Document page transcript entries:
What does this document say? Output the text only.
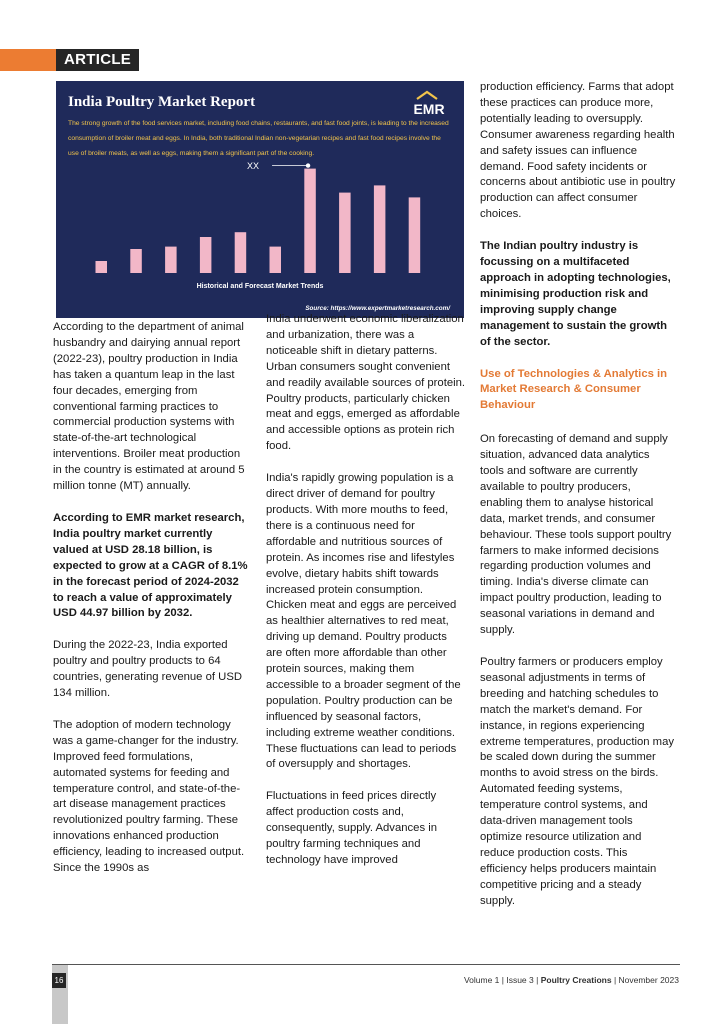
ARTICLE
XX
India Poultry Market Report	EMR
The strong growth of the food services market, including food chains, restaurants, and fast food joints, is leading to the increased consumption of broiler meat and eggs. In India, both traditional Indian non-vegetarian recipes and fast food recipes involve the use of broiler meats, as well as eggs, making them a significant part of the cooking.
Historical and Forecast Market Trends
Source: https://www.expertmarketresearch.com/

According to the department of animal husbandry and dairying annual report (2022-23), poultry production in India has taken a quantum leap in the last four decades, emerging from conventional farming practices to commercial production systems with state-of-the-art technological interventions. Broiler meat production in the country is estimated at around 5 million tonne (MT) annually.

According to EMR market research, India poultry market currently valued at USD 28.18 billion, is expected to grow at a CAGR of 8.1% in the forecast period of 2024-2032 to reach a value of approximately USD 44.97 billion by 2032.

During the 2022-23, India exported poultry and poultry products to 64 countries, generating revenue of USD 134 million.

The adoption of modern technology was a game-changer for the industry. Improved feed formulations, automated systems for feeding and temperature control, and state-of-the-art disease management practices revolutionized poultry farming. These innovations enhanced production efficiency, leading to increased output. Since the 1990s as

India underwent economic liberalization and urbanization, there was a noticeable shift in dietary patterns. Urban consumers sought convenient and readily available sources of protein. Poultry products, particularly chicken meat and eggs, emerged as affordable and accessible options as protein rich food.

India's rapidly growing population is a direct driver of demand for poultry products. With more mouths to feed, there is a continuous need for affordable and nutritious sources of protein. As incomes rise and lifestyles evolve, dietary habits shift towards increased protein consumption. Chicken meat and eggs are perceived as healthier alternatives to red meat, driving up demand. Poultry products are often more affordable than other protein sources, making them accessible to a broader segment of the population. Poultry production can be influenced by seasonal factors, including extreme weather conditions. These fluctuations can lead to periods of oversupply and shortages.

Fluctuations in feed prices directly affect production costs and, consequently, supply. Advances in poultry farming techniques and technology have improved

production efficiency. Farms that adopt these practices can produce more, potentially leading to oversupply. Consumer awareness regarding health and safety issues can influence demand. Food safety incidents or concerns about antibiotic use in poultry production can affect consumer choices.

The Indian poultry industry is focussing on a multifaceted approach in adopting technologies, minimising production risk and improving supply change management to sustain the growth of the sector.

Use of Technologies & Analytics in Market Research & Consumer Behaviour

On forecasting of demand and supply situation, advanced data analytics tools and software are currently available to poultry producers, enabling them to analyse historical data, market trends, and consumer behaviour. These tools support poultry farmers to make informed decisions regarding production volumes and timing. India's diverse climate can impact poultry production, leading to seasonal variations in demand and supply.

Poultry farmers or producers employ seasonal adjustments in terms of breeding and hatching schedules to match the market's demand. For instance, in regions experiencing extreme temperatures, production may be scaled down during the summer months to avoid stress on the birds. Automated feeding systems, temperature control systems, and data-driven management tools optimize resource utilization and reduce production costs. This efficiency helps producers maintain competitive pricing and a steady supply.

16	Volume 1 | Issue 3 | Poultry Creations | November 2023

- **TASK DIRECTIONS**: In which lines of the records does the word "affect" appear? Copy each of them.

- **TASK RESULT**:
Fluctuations in feed prices directly affect production costs and, consequently, supply. Advances in poultry farming techniques and technology have improved
production efficiency. Farms that adopt these practices can produce more, potentially leading to oversupply. Consumer awareness regarding health and safety issues can influence demand. Food safety incidents or concerns about antibiotic use in poultry production can affect consumer choices.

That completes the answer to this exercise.